Every line below that includes "Notepad" counts toward the total. Report that total alone.

---------- RECORDS SHOWN

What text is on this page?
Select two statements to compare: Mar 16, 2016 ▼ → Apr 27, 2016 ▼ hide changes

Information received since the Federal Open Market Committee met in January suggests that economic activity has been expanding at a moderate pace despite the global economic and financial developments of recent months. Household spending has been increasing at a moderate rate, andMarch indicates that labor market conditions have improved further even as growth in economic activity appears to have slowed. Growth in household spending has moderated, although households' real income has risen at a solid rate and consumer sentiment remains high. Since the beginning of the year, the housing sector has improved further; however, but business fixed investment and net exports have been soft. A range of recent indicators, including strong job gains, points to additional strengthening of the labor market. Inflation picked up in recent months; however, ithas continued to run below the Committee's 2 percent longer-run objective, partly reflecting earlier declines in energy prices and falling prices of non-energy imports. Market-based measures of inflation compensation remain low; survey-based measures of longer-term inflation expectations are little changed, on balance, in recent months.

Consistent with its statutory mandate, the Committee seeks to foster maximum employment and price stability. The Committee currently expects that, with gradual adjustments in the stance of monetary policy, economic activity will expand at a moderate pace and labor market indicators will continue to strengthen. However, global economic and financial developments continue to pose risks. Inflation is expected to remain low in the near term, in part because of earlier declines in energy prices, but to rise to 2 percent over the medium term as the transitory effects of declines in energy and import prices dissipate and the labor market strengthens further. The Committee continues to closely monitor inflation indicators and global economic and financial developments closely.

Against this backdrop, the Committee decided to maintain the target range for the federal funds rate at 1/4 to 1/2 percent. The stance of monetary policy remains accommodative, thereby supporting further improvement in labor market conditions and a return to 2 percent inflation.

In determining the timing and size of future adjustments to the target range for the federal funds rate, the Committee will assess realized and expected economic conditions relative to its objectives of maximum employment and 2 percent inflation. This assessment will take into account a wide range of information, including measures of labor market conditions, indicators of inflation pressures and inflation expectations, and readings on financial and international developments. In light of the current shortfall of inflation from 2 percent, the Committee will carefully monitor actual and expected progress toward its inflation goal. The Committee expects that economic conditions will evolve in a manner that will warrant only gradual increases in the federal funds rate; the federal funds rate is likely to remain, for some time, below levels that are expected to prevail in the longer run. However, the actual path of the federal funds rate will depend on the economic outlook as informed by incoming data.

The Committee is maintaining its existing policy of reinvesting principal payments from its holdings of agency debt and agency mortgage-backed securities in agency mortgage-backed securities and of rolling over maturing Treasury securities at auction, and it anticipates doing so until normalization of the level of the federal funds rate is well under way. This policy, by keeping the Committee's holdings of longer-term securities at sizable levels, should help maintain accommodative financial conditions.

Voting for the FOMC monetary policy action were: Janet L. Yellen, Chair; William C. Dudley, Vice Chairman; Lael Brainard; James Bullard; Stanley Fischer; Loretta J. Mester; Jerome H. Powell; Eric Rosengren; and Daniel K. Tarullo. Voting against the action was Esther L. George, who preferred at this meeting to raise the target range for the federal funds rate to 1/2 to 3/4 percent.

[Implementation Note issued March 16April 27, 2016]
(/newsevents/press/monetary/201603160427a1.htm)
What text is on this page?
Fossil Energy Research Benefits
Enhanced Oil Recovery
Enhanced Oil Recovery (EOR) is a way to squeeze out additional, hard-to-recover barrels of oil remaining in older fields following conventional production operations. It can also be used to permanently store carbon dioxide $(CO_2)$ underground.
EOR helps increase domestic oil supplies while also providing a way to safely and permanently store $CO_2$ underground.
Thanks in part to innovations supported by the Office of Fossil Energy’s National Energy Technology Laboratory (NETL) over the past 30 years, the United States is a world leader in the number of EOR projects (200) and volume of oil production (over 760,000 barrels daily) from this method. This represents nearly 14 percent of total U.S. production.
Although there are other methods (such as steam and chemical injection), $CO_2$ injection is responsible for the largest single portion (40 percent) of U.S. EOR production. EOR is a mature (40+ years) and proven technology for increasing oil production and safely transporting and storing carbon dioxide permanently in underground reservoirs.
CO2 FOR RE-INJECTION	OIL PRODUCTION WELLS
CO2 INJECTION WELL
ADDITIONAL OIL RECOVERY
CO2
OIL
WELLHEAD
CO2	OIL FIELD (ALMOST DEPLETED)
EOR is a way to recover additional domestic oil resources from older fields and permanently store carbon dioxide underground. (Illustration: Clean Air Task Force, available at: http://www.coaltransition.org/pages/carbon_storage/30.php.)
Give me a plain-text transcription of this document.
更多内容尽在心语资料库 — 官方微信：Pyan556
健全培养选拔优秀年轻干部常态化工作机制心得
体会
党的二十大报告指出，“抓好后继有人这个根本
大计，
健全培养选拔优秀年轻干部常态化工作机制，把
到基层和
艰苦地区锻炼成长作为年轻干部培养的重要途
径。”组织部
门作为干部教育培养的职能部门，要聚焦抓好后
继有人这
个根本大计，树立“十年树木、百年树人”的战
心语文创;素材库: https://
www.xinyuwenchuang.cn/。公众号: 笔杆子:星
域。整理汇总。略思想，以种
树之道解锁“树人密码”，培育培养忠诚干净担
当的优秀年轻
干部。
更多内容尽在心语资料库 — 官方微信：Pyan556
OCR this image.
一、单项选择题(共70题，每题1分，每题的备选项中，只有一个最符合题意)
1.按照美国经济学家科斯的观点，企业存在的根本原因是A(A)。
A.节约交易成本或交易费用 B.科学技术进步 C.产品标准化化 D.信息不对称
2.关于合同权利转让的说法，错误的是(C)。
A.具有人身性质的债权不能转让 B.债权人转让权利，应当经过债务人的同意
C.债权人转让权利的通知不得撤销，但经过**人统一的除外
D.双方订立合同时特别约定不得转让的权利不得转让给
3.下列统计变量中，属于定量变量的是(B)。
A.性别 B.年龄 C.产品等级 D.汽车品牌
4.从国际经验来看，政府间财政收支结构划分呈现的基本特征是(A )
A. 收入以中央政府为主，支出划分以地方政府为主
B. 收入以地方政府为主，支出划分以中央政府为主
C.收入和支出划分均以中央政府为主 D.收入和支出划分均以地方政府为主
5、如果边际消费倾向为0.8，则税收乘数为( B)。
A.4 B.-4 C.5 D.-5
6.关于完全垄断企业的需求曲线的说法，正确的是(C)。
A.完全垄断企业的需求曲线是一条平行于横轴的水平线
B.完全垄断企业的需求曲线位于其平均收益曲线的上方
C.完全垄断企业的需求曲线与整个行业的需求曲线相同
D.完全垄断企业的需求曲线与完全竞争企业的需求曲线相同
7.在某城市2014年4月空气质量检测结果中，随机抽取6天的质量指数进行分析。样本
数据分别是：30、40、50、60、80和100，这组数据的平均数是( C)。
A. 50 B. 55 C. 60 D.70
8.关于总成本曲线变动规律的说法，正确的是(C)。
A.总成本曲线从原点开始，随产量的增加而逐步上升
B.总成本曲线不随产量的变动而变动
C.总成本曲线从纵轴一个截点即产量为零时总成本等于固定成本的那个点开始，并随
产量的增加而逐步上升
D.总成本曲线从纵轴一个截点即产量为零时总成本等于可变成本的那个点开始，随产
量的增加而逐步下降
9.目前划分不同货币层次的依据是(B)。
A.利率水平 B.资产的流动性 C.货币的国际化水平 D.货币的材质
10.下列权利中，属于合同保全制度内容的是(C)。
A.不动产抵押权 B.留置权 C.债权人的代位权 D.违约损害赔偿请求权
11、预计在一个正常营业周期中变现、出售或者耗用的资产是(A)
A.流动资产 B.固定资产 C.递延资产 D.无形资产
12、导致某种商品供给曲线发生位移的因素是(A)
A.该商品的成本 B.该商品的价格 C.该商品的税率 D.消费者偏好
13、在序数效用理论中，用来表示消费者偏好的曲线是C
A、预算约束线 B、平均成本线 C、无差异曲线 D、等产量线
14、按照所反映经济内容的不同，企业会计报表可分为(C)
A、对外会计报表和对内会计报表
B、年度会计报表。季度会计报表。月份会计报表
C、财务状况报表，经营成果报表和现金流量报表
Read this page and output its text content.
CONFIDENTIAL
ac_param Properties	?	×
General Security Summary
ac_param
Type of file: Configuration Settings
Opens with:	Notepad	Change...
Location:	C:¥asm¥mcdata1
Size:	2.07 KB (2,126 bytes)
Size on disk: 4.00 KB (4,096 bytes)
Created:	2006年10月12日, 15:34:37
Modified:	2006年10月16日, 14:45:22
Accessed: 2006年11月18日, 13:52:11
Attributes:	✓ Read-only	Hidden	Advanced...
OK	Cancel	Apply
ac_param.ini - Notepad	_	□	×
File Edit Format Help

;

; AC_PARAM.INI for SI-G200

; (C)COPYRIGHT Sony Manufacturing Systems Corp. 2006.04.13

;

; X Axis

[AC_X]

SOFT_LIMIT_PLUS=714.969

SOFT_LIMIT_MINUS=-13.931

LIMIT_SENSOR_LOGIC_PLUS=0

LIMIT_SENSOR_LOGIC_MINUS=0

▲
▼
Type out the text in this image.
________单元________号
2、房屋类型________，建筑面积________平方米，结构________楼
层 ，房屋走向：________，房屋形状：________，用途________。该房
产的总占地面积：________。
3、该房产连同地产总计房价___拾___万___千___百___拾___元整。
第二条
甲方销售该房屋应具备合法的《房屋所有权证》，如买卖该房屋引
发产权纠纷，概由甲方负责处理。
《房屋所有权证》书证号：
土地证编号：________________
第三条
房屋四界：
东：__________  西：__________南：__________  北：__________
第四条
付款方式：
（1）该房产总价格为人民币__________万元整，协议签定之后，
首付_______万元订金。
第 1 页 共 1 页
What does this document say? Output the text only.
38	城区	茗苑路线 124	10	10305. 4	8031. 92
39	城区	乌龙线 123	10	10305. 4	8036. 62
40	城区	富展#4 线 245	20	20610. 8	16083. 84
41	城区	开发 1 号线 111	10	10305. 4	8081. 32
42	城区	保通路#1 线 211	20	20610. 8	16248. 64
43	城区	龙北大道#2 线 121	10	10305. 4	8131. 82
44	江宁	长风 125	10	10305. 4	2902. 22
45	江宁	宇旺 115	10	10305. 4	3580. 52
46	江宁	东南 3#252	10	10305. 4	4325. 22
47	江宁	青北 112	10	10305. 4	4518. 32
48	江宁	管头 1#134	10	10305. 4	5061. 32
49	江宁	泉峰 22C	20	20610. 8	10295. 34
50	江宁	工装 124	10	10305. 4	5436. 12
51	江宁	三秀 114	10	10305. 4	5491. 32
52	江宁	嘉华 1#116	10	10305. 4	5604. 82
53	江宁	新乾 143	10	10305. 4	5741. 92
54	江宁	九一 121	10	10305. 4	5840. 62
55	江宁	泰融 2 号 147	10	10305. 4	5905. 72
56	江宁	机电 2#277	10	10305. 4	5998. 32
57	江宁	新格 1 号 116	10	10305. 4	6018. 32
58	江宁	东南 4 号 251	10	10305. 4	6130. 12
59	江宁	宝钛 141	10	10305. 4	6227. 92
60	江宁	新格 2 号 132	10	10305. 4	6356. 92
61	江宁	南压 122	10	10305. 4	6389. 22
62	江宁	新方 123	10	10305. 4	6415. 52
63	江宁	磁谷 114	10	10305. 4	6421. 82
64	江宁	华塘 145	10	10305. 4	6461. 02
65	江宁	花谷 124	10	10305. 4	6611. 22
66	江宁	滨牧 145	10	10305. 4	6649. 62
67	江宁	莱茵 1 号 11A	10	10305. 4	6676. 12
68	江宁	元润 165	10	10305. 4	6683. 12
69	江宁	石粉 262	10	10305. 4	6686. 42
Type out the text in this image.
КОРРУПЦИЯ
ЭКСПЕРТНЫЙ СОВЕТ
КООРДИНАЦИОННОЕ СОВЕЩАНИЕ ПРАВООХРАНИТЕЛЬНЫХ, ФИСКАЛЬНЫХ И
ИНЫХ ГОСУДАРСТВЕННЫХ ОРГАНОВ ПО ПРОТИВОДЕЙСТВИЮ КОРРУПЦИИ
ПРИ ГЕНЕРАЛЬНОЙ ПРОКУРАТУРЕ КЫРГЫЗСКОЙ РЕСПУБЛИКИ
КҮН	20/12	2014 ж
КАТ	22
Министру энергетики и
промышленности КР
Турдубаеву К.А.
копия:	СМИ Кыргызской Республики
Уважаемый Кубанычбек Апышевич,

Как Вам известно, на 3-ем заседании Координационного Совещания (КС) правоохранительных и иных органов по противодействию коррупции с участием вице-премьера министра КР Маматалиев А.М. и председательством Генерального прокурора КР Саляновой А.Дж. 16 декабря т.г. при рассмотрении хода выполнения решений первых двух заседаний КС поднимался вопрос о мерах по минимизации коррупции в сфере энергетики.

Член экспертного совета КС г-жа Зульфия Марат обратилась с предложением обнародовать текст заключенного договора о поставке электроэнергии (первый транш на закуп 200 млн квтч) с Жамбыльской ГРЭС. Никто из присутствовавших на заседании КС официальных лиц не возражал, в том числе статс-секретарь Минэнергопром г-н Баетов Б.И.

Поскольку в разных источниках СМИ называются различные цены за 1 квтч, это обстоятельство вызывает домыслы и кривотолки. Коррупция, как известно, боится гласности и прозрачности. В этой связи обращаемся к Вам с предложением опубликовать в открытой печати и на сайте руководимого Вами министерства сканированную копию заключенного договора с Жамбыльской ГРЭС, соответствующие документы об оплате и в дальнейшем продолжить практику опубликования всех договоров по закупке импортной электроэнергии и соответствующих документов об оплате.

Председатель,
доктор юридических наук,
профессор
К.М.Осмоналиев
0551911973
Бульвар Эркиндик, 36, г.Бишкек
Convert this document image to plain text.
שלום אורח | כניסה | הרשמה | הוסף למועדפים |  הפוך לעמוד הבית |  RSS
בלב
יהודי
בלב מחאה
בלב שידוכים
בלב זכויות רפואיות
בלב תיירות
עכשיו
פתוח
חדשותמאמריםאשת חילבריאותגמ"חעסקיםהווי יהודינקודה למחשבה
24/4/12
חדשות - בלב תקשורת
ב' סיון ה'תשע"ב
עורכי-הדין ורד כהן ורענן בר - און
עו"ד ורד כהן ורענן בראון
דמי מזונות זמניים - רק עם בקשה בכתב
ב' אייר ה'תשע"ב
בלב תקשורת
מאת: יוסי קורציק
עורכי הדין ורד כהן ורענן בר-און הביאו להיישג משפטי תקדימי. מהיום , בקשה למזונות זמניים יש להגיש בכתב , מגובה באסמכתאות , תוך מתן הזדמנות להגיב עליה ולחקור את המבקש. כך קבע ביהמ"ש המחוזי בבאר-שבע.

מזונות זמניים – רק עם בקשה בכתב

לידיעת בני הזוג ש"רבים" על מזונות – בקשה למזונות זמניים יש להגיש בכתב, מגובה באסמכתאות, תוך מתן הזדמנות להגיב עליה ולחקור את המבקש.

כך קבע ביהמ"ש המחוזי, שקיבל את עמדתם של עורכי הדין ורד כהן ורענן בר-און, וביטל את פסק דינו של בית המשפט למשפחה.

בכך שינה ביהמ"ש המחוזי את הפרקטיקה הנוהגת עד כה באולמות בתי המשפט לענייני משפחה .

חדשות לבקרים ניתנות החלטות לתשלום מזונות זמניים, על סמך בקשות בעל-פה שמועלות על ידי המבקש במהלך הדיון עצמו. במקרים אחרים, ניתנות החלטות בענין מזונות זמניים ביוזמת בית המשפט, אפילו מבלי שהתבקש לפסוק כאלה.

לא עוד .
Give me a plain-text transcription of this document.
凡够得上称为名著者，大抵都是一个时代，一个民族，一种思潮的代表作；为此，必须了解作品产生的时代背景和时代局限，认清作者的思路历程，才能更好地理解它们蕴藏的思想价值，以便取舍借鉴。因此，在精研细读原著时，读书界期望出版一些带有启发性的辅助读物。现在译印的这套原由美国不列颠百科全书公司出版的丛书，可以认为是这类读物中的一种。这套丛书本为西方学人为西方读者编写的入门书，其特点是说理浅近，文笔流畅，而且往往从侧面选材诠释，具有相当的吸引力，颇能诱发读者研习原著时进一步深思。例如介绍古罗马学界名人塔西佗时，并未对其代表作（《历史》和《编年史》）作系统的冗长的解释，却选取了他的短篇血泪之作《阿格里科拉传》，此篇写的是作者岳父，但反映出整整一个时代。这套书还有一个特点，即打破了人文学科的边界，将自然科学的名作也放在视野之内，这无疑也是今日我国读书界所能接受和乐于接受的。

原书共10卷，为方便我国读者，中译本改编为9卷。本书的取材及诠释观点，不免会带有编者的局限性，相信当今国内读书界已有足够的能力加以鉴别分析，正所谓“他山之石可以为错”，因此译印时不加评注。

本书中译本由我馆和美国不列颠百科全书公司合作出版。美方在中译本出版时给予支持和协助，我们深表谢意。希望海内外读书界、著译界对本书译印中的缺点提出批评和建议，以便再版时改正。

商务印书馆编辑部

--------------------

- _FULL SOLUTION_: 2